§ **Document extract**:
May 14, 2020 - Science

The coronavirus pandemic reawakens bioweapon fears

Illustration: Aïda Amer/Axios

The immense human and economic toll of the COVID-19 pandemic only underscores the threat posed by pathogens that could be deliberately engineered and released.

Why it matters: New technology like gene editing and DNA synthesis has made the creation of more virulent pathogens easier. Yet security and regulation efforts haven't kept pace with the science.

What's happening: Despite some claims by the White House, overwhelming scientific evidence indicates that the novel coronavirus was not accidentally released from a lab or deliberately engineered, but naturally spilled over from an animal source.

  • That doesn't mean the threat from bioweapons isn't dire. Along with AI, engineered pandemics are widely considered the biggest existential risk facing humanity.
  • That's in part because a pathogen could be engineered in a lab for maximum contagiousness and virulence, well beyond what would arise through natural selection.
  • Case in point: a 2018 pandemic simulation put on by the Johns Hopkins Center for Health Security featured a fictional engineered virus called Clade X that combined the contagiousness of the common cold with the virulence of the real-life Nipah virus, which has a mortality rate of 40-75%. The resulting simulated global outbreak killed 150 million people.

COVID-19 isn't anywhere near that fatal, but the pandemic has shown the vulnerability of the U.S. and the world to biological threats both natural and manmade.

  • "Potential adversaries are of course seeing the same things we’re seeing," says Richard Pilch of the Middlebury Institute of International Studies. "Anyone looking for a radical leveling approach — whether a state actor like North Korea or a motivated terrorist organization — may be influenced by COVID-19 to consider pursuing a biological weapons capability."

Background: Bioweapons were officially banned by the Biological Weapons Convention in 1975, though North Korea is suspected of maintaining an offensive bioweapons program.

  • A particular concern about biowarfare and bioterror, though, is that many of the tools and methods that could be used to create a weaponized virus are largely indistinguishable from those used in the course of legitimate scientific research. This makes biotechnology "dual-use" — and that much more difficult to safely regulate without cutting off research that could be vitally important.
  • While earlier bioweapons fears focused on the possibility that a state or terror group could try to weaponize a known dangerous agent like smallpox — which would require somehow obtaining restricted pathogens — new technology means that someone could obtain the genetic sequence of a germ online and synthesize it in the lab.

Bounding box prediction data:
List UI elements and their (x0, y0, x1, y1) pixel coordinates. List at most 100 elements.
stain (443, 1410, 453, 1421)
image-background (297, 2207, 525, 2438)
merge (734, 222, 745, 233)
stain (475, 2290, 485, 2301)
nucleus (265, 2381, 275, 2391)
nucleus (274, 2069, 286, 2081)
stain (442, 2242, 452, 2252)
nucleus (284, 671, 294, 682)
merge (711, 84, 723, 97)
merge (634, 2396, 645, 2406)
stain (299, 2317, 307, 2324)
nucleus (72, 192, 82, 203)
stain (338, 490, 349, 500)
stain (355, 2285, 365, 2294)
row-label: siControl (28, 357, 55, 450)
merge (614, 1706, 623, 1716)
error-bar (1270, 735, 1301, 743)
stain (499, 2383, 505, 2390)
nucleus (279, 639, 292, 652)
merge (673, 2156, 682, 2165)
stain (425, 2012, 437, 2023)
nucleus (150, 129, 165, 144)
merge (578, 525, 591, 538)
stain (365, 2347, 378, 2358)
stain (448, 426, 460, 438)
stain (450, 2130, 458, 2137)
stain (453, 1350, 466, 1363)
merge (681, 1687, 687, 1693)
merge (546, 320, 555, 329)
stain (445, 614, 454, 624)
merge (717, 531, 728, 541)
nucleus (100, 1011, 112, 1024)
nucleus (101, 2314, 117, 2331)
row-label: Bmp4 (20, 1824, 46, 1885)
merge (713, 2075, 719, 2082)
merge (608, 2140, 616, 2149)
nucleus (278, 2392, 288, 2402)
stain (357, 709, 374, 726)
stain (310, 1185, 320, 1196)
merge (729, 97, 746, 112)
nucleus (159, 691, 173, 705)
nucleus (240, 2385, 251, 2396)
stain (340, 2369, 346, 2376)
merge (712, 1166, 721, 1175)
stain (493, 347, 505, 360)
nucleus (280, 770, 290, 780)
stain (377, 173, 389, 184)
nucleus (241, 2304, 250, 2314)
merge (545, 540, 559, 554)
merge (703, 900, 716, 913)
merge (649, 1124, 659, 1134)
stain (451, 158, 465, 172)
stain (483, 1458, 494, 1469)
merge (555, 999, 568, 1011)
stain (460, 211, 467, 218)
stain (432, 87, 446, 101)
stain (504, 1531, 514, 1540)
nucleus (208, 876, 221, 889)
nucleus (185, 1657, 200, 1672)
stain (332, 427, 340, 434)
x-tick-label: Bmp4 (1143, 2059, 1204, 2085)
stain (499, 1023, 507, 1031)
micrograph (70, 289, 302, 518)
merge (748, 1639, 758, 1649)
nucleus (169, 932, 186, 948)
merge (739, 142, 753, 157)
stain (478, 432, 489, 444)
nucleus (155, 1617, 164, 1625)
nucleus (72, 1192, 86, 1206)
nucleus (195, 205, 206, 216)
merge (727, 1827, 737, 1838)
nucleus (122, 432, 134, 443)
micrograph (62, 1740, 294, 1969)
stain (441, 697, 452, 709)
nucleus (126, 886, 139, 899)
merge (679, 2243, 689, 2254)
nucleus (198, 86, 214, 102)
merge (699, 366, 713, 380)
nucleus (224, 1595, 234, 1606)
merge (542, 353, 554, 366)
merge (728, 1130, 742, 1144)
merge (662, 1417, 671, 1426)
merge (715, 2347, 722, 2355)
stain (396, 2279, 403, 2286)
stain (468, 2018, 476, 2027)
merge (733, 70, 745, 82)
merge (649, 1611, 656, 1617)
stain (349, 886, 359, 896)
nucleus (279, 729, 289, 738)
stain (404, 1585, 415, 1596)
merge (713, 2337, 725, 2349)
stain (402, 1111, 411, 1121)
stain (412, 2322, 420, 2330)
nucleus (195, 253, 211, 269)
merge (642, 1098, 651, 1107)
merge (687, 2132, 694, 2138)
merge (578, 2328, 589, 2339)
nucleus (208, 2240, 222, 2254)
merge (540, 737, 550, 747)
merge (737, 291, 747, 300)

§ **List of tasks**:
a) In the article on bioweapon fears, condense the paragraph beginning "A particular concern about biowarfare and bioterror" while keeping its main facts.
b) Extend the article on bioweapon fears, picking up after its last sentence.

§ **Responses per task**:
a) Biowarfare and bioterror are especially worrying because many tools and methods that could create a weaponized virus are largely indistinguishable from those of legitimate research. This makes biotechnology "dual-use" and harder to regulate safely without cutting off vitally important research.

b)
  • "If you've been trained in a relevant technical discipline, that means you can make almost any potentially harmful agent that you're aware of," says Kevin Esvelt, a biologist at the MIT Media Lab and a member of the CDC's Biological Agent Containment Working Group. That would include the novel coronavirus that causes COVID-19, which was recently synthesized from its genetic sequence in a study published in Nature.

How it works: Currently, synthetic DNA is ordered through commercial suppliers. But while most suppliers screen DNA orders for the sequences of dangerous pathogens, they're not required to — and not all do, which means safety efforts are "incomplete, inaccurate, and insecure," says Esvelt.

  • Screening efforts that look for the genetic sequences of known pathogens also wouldn't necessarily be able to detect when synthetic DNA was being used to make something entirely novel and dangerous.
  • In the near future, desktop DNA synthesizers may be able to generate synthetic DNA in the lab, cutting out the need for commercial suppliers — and potential security screenings.
  • The democratization of biotechnology could unleash a wave of creativity and innovation, just as the democratization of personal computing did. But it also increases the number of people who could potentially make a dangerous engineered virus, whether deliberately or by accident.

What's next: Experts agree on the need for a stronger international regime aimed at controlling bioweapons and regulating dual-use biotechnology research. But given the growing animosity between the U.S. and China over the origins of the novel coronavirus, that may be an impossible ask.

  • Scientists in the biotechnology world working on dual-use research — and the organizations that fund them — need to "know as much as possible about the risks beforehand," says Beth Cameron of the Nuclear Threat Initiative.
  • Esvelt has proposed the creation of a secure screening process that would use advanced cryptography to make it far more difficult for rogue actors to obtain synthetic DNA that could be used for potentially dangerous purposes.
"COVID-19 has been a catastrophe for the world but there is a potential for even greater catastrophe. And we are not prepared for this."